SUPPLIED MATERIAL:
****************************************

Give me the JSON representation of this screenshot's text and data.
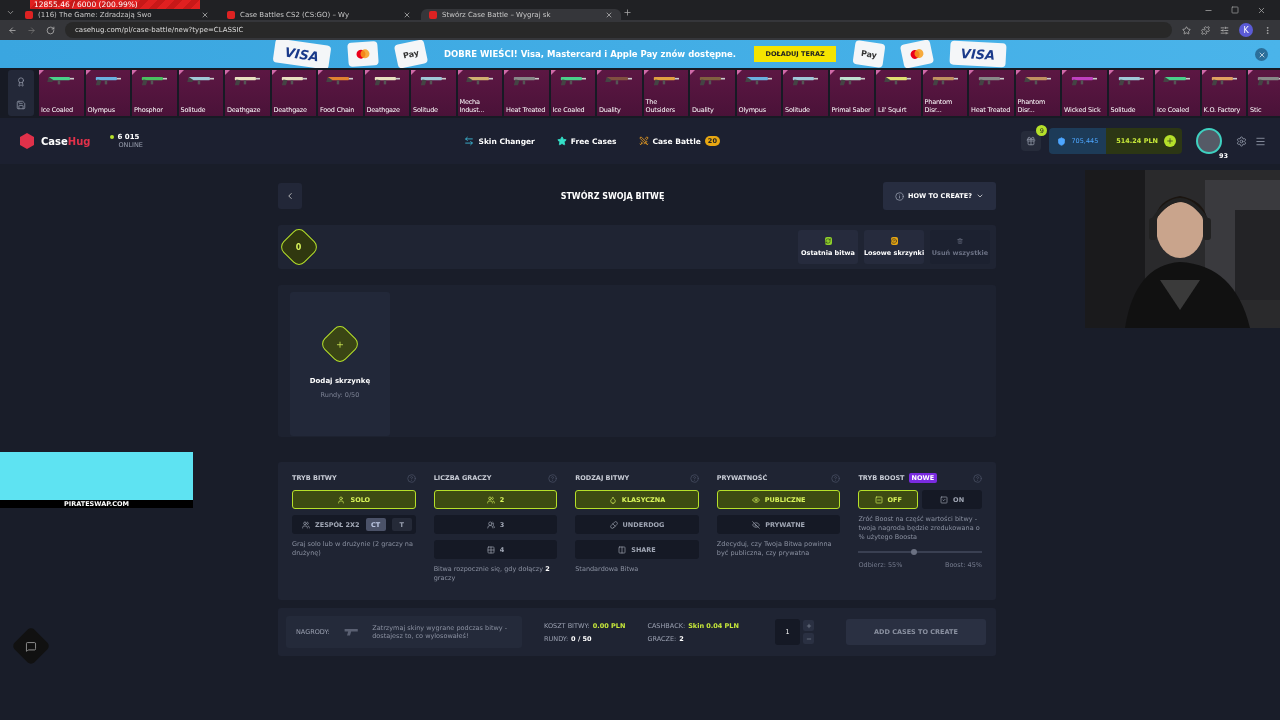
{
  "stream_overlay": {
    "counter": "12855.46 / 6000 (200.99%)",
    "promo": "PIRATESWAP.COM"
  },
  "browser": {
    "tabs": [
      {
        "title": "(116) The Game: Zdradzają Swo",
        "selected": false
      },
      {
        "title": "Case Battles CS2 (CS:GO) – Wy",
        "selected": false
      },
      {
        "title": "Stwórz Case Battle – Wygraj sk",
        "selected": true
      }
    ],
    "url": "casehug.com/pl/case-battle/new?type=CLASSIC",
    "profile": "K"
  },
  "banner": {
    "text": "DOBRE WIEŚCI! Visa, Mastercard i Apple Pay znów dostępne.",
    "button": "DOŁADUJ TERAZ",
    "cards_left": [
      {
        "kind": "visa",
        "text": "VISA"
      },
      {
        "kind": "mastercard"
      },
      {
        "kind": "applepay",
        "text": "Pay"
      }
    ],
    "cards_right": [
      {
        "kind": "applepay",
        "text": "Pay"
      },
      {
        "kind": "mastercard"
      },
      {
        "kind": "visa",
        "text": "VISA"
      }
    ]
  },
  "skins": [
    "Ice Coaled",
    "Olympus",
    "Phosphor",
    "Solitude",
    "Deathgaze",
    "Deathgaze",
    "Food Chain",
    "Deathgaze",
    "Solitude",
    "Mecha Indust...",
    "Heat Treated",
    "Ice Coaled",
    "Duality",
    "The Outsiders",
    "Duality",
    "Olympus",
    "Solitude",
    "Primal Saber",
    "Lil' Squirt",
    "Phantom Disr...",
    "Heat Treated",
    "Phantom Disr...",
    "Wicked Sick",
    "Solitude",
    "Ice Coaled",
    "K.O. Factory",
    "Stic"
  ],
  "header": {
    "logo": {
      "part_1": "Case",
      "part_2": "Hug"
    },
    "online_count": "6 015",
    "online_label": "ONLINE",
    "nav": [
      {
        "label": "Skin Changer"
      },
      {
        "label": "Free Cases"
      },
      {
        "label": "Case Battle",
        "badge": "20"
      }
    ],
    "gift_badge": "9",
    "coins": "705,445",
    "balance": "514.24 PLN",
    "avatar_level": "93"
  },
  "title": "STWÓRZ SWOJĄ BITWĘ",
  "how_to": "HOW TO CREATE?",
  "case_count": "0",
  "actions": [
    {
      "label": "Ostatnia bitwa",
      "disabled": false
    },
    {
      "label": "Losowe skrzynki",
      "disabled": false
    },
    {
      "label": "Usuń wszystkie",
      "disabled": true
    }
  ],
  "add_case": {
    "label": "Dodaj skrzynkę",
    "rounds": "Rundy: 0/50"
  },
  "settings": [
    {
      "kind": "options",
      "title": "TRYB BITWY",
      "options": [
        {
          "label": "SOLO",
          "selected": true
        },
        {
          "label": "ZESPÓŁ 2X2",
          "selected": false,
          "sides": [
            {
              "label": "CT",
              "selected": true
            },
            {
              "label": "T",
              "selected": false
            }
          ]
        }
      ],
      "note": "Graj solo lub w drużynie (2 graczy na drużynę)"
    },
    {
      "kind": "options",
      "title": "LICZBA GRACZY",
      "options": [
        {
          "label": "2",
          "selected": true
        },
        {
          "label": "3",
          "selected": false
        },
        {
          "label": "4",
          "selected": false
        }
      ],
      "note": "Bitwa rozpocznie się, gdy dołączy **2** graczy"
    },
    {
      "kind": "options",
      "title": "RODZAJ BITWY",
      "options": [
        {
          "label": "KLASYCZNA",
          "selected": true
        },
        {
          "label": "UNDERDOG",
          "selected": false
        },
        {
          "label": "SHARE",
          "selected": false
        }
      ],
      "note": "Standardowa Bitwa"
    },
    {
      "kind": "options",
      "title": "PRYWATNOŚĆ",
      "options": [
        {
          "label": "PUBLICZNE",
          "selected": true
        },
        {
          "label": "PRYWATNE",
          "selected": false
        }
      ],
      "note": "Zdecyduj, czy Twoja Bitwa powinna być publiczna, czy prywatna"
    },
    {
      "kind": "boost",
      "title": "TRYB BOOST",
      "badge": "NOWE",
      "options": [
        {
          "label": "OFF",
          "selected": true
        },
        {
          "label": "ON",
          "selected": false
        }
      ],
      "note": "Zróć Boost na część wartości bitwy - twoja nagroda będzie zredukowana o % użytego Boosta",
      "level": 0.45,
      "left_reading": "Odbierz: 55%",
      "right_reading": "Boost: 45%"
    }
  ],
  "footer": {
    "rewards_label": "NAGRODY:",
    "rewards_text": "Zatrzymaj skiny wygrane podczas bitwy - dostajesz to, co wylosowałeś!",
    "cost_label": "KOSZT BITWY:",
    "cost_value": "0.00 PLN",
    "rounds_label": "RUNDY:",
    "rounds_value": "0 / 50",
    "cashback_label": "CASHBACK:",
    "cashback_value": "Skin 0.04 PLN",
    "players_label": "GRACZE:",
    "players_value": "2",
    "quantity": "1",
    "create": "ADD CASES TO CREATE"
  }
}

****************************************

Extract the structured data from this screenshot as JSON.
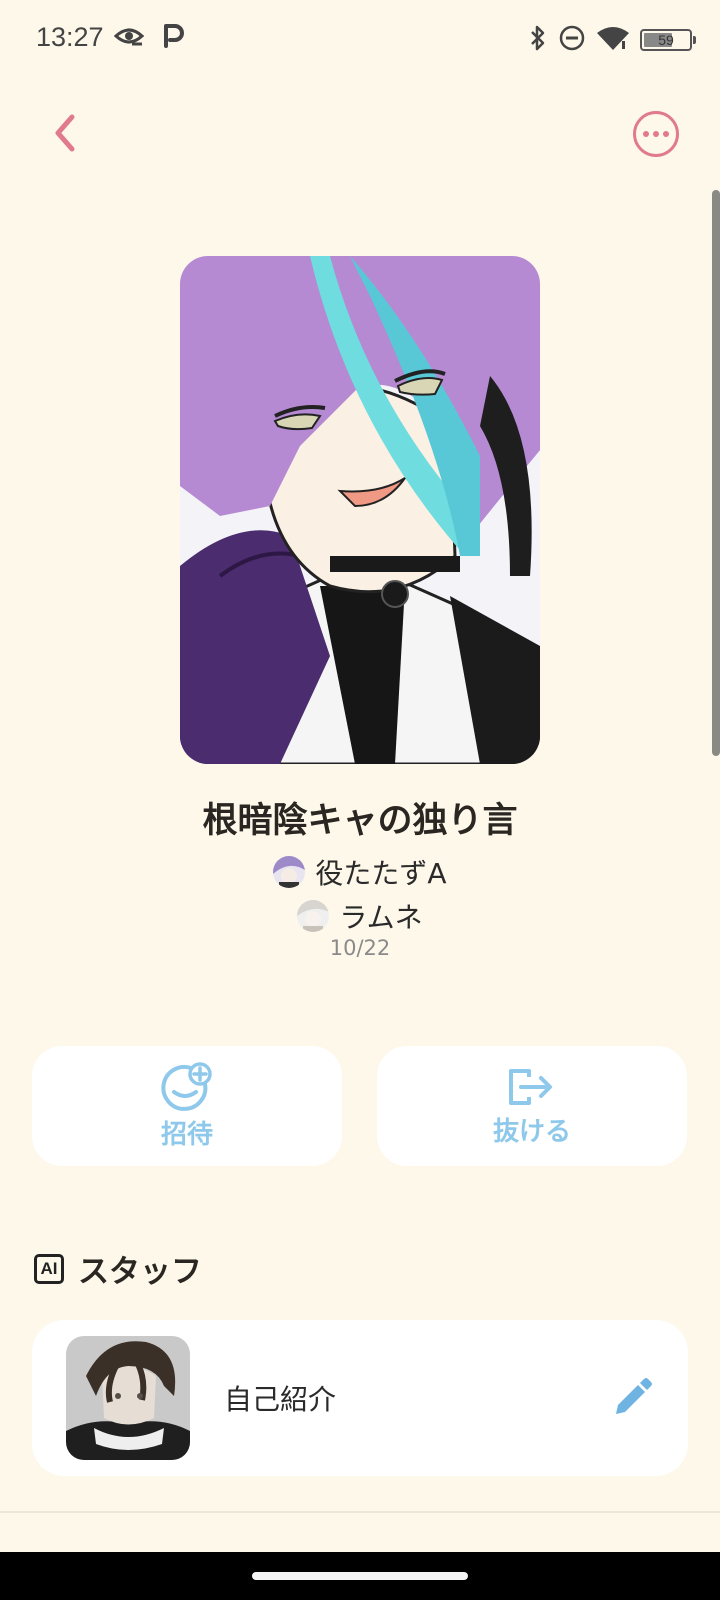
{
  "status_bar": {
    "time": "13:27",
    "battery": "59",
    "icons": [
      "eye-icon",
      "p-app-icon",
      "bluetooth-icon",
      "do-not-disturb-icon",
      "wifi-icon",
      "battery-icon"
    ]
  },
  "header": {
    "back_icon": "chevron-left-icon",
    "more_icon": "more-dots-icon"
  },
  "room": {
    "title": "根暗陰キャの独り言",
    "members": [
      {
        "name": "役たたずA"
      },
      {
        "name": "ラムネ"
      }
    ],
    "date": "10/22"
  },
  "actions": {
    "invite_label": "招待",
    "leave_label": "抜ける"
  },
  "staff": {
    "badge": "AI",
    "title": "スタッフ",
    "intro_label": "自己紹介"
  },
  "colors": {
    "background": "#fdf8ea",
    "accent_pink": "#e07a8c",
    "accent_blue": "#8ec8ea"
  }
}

****************************************

PROMPT:
Using the records above, list each line that includes "this".

RESULT OF THE TASK:
Give me the JSON representation of this screenshot's text and data.
Extract the structured data from this screenshot as JSON.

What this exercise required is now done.